_Given request_
Write out the listing word for word from its first line through the line with "161, 527, 169]", including both of those lines.

(Stored items)
- - - - - - -

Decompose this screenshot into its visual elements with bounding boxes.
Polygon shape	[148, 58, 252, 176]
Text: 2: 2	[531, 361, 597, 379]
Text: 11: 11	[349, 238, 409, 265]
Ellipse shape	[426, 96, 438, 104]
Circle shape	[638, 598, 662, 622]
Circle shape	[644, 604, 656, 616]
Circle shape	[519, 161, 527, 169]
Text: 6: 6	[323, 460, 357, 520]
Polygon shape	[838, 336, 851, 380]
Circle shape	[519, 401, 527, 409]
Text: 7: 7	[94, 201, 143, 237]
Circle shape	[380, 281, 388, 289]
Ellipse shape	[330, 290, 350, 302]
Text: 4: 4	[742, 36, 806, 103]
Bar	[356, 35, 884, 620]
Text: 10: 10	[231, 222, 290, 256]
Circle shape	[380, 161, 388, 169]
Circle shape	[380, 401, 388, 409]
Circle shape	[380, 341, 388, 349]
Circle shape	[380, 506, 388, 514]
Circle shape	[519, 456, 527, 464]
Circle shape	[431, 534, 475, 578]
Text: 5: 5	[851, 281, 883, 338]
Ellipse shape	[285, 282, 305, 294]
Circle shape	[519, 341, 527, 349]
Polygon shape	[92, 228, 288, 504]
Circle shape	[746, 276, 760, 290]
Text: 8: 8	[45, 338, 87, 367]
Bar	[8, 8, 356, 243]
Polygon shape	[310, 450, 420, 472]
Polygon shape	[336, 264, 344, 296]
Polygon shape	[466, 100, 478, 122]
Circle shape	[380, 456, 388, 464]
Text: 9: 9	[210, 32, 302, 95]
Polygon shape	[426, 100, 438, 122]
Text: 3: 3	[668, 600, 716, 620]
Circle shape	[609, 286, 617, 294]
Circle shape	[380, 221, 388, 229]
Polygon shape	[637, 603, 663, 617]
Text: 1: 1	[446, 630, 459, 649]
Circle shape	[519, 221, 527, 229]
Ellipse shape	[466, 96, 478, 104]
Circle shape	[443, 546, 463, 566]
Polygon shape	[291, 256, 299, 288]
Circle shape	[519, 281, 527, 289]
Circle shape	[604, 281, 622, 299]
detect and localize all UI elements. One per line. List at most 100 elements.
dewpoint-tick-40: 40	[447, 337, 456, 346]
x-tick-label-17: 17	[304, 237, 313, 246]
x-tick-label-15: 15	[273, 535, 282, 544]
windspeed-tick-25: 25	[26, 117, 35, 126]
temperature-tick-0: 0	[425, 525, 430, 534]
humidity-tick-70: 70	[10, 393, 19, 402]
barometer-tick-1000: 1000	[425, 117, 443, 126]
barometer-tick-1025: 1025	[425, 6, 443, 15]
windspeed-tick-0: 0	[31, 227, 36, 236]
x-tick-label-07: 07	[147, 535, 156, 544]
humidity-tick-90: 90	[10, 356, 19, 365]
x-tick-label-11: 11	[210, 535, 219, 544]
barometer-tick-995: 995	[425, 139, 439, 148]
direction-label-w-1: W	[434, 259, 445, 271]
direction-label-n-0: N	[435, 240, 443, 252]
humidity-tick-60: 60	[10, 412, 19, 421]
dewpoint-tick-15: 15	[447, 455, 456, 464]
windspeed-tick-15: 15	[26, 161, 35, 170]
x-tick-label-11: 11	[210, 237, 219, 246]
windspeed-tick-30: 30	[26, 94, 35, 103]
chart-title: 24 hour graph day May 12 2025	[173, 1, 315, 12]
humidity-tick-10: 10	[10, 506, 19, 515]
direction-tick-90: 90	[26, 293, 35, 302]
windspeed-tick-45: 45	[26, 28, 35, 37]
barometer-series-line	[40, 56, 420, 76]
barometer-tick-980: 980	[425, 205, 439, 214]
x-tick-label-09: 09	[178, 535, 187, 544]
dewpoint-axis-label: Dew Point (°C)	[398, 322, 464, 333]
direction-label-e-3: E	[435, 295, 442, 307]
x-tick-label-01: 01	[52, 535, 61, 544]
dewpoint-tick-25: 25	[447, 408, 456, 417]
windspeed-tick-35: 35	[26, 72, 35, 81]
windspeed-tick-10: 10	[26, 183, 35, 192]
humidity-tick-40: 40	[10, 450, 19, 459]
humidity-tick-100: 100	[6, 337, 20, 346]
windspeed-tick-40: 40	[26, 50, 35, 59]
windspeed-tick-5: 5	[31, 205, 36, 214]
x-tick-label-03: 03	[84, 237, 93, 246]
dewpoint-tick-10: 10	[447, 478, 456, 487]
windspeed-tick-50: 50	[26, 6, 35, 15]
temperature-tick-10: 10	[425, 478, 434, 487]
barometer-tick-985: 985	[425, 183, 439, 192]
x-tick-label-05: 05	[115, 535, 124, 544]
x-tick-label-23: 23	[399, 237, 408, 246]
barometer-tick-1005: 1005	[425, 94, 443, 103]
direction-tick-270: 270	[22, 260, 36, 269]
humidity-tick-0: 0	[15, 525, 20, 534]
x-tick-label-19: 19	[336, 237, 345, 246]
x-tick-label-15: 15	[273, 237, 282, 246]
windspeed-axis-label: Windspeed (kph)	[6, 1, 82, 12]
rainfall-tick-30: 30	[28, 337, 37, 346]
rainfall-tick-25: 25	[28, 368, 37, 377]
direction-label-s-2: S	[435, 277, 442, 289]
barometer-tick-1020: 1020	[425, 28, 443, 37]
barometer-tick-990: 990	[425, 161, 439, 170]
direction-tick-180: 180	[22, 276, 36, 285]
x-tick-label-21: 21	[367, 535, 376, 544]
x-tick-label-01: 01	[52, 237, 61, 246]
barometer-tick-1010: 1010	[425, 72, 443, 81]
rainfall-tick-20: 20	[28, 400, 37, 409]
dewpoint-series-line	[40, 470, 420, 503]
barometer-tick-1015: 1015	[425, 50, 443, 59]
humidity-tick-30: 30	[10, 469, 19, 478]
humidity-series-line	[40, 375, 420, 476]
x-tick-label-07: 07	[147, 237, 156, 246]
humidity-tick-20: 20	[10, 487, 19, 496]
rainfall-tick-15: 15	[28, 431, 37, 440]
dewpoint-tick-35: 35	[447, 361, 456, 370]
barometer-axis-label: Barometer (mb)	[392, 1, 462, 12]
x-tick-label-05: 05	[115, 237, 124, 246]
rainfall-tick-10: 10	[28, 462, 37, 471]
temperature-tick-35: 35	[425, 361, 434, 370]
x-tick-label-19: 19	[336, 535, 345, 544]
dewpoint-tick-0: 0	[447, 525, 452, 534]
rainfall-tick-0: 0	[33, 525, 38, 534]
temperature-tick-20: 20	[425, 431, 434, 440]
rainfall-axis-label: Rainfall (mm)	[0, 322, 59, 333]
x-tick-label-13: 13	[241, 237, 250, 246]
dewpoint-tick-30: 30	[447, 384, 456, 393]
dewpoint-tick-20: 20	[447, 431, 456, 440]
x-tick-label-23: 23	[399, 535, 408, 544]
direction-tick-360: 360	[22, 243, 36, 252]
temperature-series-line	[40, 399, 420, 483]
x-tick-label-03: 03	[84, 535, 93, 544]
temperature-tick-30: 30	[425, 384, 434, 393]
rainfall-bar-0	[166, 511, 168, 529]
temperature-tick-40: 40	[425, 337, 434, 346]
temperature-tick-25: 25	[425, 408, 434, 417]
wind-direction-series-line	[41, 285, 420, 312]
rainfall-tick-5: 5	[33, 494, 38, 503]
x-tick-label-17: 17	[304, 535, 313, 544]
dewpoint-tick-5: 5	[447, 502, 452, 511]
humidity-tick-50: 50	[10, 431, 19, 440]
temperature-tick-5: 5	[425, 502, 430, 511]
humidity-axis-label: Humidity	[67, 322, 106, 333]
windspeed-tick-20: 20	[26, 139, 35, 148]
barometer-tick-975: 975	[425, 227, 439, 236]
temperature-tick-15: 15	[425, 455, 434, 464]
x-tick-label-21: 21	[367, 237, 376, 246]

- - - - - - -

_Result of this exercise_
Decompose this screenshot into its visual elements with bounding boxes.
Polygon shape	[148, 58, 252, 176]
Text: 2: 2	[531, 361, 597, 379]
Text: 11: 11	[349, 238, 409, 265]
Ellipse shape	[426, 96, 438, 104]
Circle shape	[638, 598, 662, 622]
Circle shape	[644, 604, 656, 616]
Circle shape	[519, 161, 527, 169]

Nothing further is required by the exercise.